### The task
Copy out every line in which the string "tipy" occurs.

### Exercise material

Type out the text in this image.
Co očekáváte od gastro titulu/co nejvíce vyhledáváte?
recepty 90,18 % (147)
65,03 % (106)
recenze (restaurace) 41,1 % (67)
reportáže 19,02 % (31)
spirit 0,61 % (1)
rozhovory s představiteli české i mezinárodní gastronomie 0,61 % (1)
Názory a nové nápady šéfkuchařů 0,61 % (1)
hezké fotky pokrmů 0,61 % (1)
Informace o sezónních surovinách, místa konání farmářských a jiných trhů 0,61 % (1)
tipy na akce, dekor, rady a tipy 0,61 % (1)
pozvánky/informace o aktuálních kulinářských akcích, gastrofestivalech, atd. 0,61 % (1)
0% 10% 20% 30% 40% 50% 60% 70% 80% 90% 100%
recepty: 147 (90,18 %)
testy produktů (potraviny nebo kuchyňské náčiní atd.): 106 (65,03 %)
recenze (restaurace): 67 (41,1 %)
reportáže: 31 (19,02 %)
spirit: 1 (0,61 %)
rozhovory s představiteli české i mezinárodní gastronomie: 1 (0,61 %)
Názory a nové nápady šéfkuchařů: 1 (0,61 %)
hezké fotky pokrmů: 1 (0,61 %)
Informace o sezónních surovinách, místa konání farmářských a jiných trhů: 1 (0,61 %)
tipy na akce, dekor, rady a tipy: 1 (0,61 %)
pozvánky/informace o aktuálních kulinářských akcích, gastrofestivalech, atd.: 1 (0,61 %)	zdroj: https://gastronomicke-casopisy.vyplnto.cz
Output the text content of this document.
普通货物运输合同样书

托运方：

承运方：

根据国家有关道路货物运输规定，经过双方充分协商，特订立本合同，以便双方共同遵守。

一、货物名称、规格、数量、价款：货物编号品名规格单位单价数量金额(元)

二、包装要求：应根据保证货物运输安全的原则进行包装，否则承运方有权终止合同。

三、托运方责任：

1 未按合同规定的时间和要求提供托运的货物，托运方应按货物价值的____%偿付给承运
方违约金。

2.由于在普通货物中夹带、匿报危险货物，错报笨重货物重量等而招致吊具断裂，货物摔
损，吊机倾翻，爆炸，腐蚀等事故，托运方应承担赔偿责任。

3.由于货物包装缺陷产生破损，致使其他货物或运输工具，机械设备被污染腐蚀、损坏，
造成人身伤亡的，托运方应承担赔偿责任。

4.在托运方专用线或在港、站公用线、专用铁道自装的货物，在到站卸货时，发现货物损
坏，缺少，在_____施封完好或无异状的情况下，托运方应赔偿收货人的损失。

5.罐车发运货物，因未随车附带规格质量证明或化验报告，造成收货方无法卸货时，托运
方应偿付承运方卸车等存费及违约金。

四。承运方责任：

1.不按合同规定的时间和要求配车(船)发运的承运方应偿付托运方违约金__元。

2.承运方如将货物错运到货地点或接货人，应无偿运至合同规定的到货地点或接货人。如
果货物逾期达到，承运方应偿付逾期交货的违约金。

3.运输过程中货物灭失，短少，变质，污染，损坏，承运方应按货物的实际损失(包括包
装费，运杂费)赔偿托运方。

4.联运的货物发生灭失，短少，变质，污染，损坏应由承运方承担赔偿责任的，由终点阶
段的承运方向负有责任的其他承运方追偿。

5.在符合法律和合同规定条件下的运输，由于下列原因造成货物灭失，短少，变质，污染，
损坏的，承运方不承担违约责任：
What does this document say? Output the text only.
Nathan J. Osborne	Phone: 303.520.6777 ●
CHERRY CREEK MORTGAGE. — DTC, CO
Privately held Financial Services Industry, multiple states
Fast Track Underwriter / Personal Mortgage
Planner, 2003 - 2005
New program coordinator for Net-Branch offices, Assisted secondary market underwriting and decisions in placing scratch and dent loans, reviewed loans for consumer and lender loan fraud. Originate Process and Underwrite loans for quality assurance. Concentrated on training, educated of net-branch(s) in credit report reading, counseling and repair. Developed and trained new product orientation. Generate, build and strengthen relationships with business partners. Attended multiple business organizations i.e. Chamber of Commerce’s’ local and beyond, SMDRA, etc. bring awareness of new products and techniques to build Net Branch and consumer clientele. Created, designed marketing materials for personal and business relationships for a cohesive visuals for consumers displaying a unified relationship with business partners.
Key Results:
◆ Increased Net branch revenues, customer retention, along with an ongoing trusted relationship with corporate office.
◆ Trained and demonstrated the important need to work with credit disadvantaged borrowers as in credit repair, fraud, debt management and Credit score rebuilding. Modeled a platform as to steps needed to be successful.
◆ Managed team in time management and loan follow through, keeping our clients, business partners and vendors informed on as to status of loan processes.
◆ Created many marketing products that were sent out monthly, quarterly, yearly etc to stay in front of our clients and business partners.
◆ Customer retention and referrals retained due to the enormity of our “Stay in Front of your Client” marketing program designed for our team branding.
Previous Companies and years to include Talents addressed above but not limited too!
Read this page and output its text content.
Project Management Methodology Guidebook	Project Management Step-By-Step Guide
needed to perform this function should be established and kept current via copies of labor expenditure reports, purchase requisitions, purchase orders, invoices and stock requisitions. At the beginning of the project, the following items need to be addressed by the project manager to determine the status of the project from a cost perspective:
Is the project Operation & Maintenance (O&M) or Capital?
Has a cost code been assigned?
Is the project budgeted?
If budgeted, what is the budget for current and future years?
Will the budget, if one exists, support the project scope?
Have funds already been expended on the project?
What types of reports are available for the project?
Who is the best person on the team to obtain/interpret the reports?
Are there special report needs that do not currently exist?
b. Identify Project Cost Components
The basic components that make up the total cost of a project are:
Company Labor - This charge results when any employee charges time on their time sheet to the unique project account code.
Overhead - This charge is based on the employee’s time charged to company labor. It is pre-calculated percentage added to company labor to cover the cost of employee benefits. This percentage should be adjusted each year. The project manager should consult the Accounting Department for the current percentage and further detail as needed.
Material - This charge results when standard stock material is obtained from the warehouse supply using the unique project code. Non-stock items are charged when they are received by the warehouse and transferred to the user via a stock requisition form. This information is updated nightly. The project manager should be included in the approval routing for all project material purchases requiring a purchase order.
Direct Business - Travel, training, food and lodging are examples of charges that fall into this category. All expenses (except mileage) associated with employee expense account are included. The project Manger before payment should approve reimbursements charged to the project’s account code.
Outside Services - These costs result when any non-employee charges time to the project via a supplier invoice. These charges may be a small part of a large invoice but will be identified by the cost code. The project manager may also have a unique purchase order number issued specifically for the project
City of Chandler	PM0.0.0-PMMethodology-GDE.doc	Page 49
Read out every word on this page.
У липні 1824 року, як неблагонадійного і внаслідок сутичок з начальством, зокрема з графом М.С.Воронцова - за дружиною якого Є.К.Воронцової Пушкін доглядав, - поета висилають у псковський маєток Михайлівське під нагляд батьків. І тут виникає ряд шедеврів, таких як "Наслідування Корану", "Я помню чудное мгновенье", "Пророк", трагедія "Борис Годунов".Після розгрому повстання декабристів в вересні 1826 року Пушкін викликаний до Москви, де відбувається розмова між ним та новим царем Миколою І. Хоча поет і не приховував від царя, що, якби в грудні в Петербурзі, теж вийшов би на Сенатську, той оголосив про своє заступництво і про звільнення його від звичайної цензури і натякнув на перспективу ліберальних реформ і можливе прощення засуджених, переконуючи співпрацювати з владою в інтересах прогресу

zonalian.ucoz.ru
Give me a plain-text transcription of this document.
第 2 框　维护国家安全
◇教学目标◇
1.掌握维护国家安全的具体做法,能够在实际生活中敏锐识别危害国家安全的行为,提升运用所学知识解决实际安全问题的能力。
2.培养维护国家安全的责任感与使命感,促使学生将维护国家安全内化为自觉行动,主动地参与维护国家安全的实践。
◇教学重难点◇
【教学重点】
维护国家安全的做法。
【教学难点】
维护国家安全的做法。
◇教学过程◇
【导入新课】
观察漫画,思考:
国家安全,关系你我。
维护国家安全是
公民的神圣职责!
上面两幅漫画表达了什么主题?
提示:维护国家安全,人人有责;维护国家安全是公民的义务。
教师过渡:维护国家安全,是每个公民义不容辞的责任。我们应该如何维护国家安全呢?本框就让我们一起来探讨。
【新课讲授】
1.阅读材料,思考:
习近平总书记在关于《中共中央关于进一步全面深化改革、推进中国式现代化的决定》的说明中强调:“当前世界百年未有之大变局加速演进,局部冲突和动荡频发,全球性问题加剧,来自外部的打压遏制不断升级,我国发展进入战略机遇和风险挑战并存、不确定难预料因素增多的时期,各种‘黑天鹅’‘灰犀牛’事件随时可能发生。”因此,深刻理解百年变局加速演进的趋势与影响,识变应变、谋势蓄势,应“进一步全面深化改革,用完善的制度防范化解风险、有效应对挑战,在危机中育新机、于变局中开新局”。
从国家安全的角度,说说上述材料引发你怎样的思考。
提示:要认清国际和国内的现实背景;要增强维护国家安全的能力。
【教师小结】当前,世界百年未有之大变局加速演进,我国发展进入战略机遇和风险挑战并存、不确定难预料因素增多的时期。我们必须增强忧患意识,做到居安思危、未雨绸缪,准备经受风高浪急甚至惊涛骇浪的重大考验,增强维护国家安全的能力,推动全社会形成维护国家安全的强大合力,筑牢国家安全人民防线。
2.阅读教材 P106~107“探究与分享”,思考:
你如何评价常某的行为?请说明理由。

### Answer to the task
tipy na akce, dekor, rady a tipy 0,61 % (1)
tipy na akce, dekor, rady a tipy: 1 (0,61 %)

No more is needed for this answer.